## BEGIN Data provided

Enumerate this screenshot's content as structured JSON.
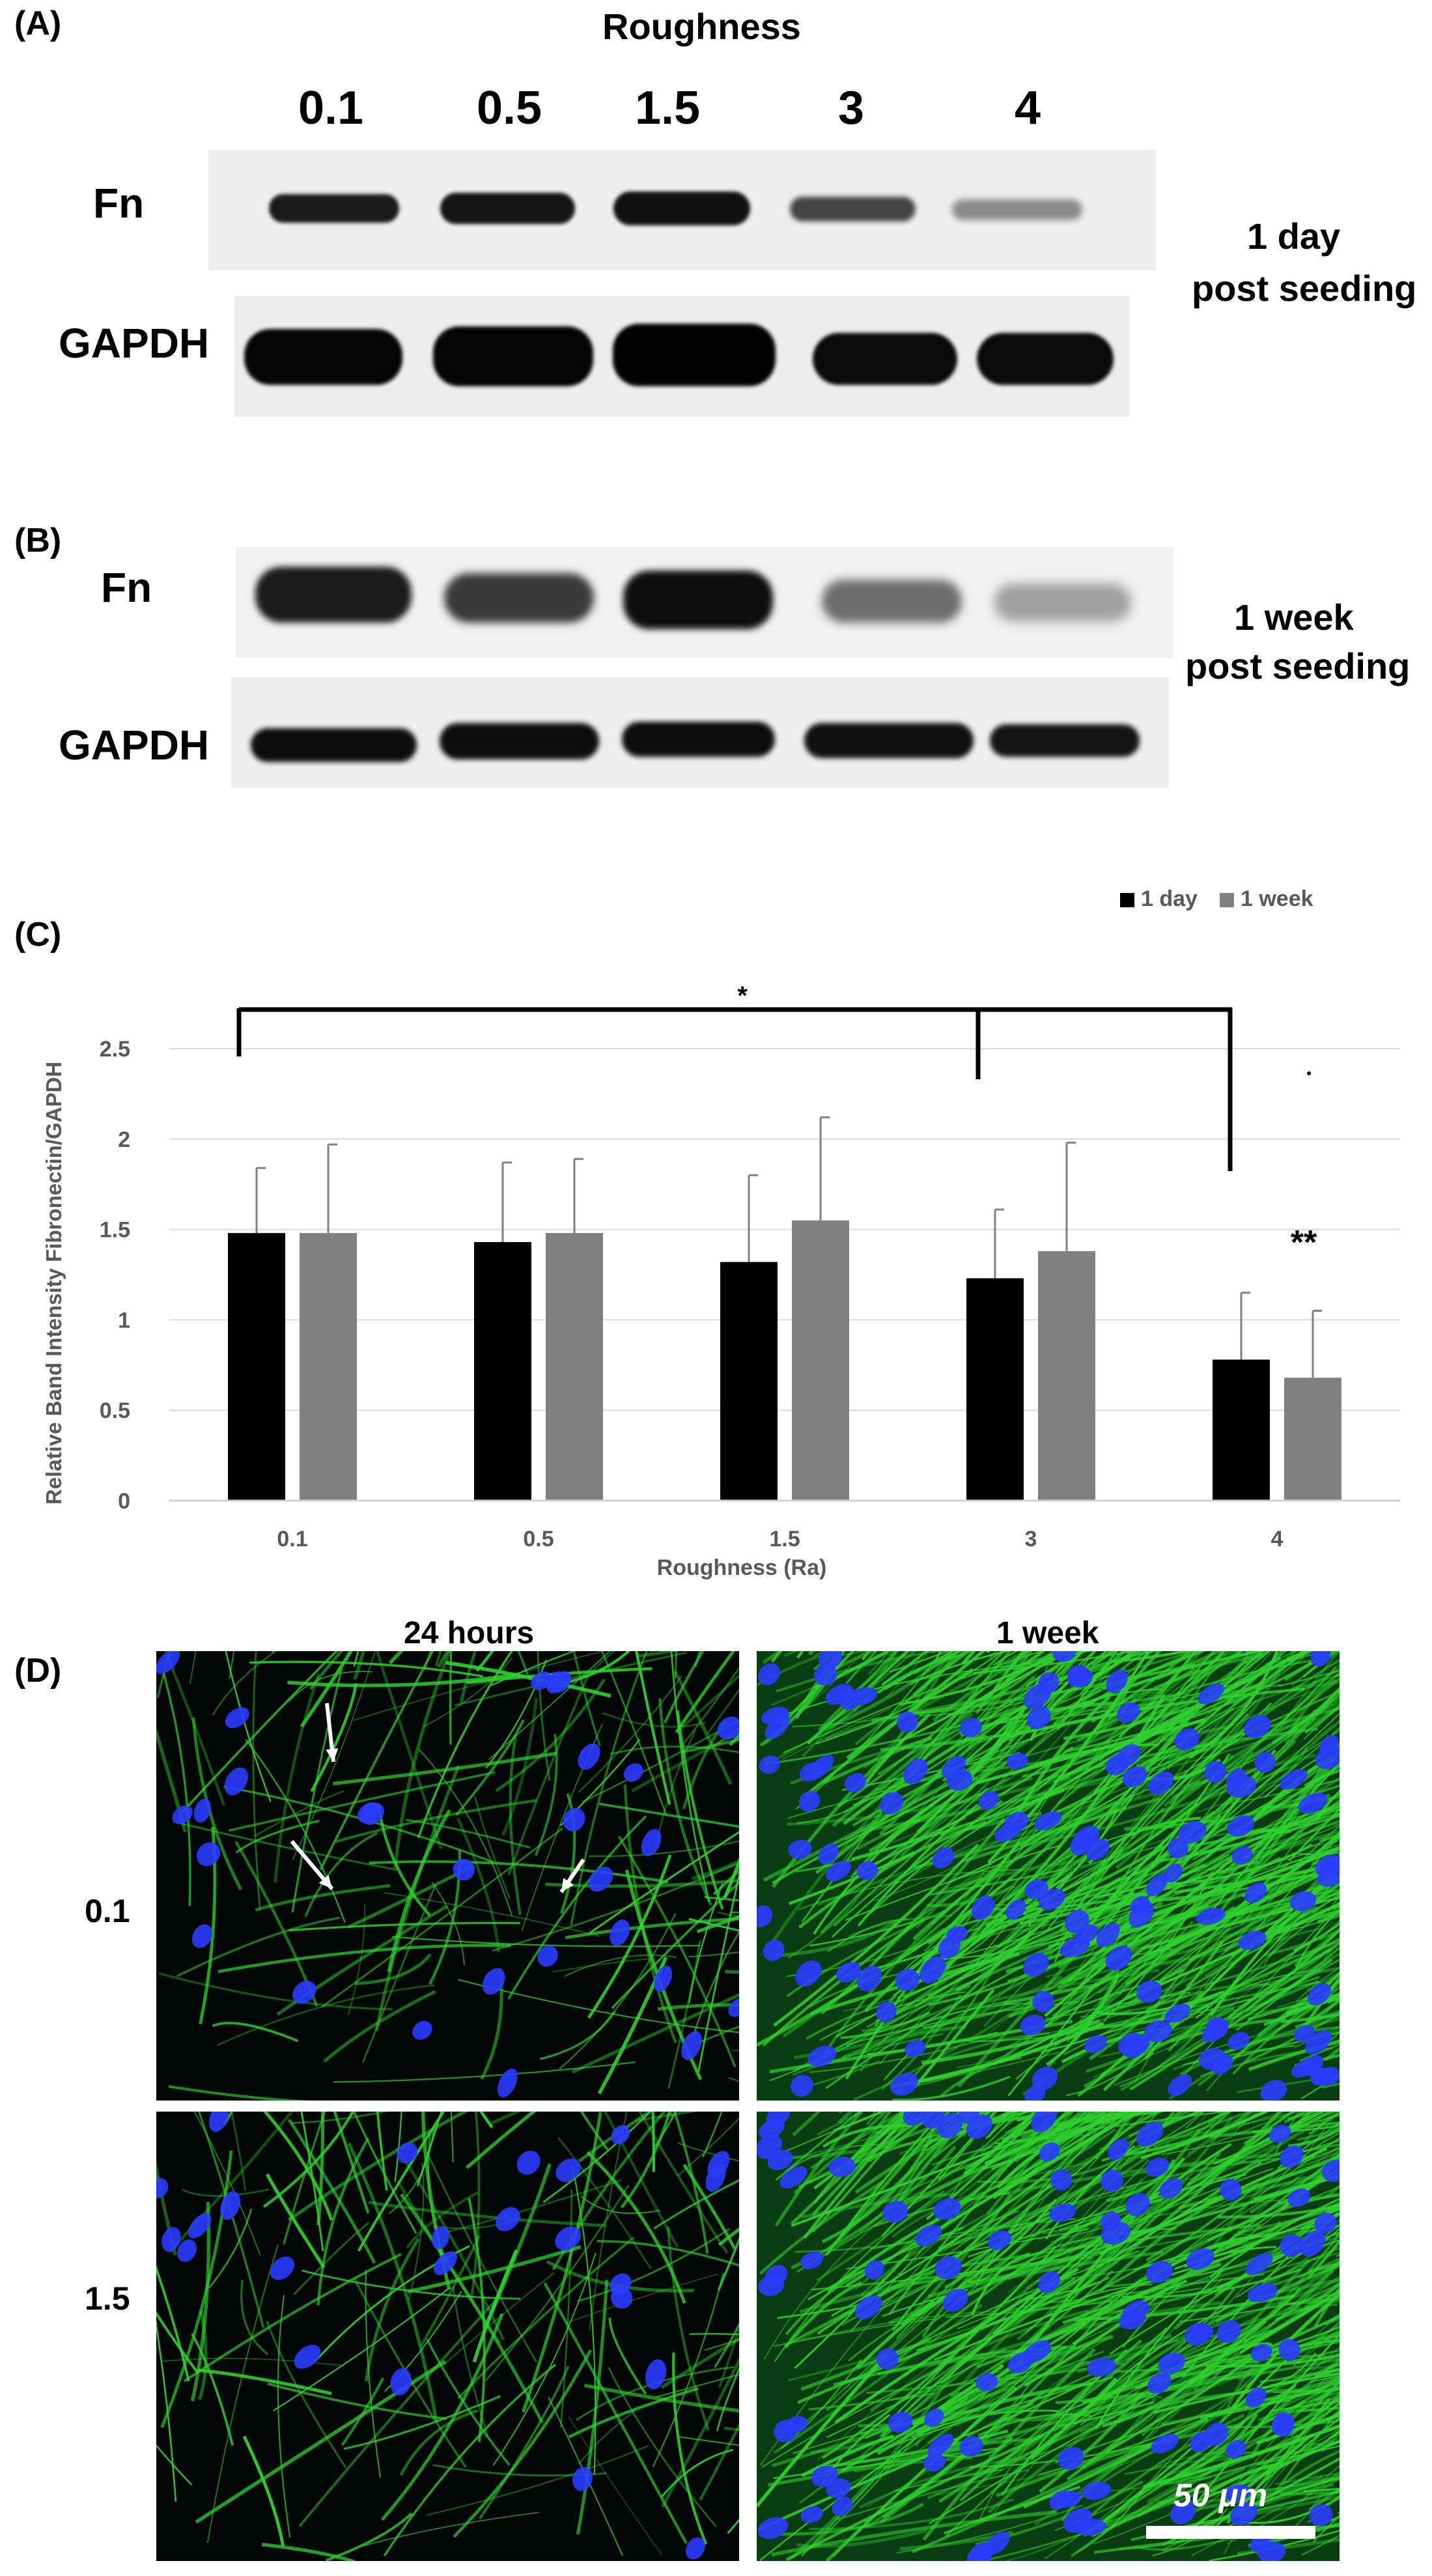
{
  "panel_a": {
    "label": "(A)",
    "header": "Roughness",
    "lane_labels": [
      "0.1",
      "0.5",
      "1.5",
      "3",
      "4"
    ],
    "row_labels": [
      "Fn",
      "GAPDH"
    ],
    "timepoint_line1": "1 day",
    "timepoint_line2": "post seeding"
  },
  "panel_b": {
    "label": "(B)",
    "row_labels": [
      "Fn",
      "GAPDH"
    ],
    "timepoint_line1": "1 week",
    "timepoint_line2": "post seeding"
  },
  "panel_c": {
    "label": "(C)",
    "significance_single": "*",
    "significance_double": "**"
  },
  "chart_data": {
    "type": "bar",
    "categories": [
      "0.1",
      "0.5",
      "1.5",
      "3",
      "4"
    ],
    "series": [
      {
        "name": "1 day",
        "values": [
          1.48,
          1.43,
          1.32,
          1.23,
          0.78
        ],
        "error": [
          0.36,
          0.44,
          0.48,
          0.38,
          0.37
        ],
        "color": "#000000"
      },
      {
        "name": "1 week",
        "values": [
          1.48,
          1.48,
          1.55,
          1.38,
          0.68
        ],
        "error": [
          0.49,
          0.41,
          0.57,
          0.6,
          0.37
        ],
        "color": "#808080"
      }
    ],
    "xlabel": "Roughness (Ra)",
    "ylabel": "Relative Band Intensity Fibronectin/GAPDH",
    "ylim": [
      0,
      2.5
    ],
    "yticks": [
      "0",
      "0.5",
      "1",
      "1.5",
      "2",
      "2.5"
    ],
    "grid": true,
    "legend": "top-right"
  },
  "panel_d": {
    "label": "(D)",
    "col_labels": [
      "24 hours",
      "1 week"
    ],
    "row_labels": [
      "0.1",
      "1.5"
    ],
    "scale_bar": "50 μm",
    "colors": {
      "actin": "#2fd12f",
      "nucleus": "#2a3cff",
      "background": "#020604"
    }
  }
}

## END Data provided

• **Exercise requirements**:
Each line above is to be copied verbatim. Drop any image from the copy.

• **Finished exercise**:
Enumerate this screenshot's content as structured JSON.
{
  "panel_a": {
    "label": "(A)",
    "header": "Roughness",
    "lane_labels": [
      "0.1",
      "0.5",
      "1.5",
      "3",
      "4"
    ],
    "row_labels": [
      "Fn",
      "GAPDH"
    ],
    "timepoint_line1": "1 day",
    "timepoint_line2": "post seeding"
  },
  "panel_b": {
    "label": "(B)",
    "row_labels": [
      "Fn",
      "GAPDH"
    ],
    "timepoint_line1": "1 week",
    "timepoint_line2": "post seeding"
  },
  "panel_c": {
    "label": "(C)",
    "significance_single": "*",
    "significance_double": "**"
  },
  "chart_data": {
    "type": "bar",
    "categories": [
      "0.1",
      "0.5",
      "1.5",
      "3",
      "4"
    ],
    "series": [
      {
        "name": "1 day",
        "values": [
          1.48,
          1.43,
          1.32,
          1.23,
          0.78
        ],
        "error": [
          0.36,
          0.44,
          0.48,
          0.38,
          0.37
        ],
        "color": "#000000"
      },
      {
        "name": "1 week",
        "values": [
          1.48,
          1.48,
          1.55,
          1.38,
          0.68
        ],
        "error": [
          0.49,
          0.41,
          0.57,
          0.6,
          0.37
        ],
        "color": "#808080"
      }
    ],
    "xlabel": "Roughness (Ra)",
    "ylabel": "Relative Band Intensity Fibronectin/GAPDH",
    "ylim": [
      0,
      2.5
    ],
    "yticks": [
      "0",
      "0.5",
      "1",
      "1.5",
      "2",
      "2.5"
    ],
    "grid": true,
    "legend": "top-right"
  },
  "panel_d": {
    "label": "(D)",
    "col_labels": [
      "24 hours",
      "1 week"
    ],
    "row_labels": [
      "0.1",
      "1.5"
    ],
    "scale_bar": "50 μm",
    "colors": {
      "actin": "#2fd12f",
      "nucleus": "#2a3cff",
      "background": "#020604"
    }
  }
}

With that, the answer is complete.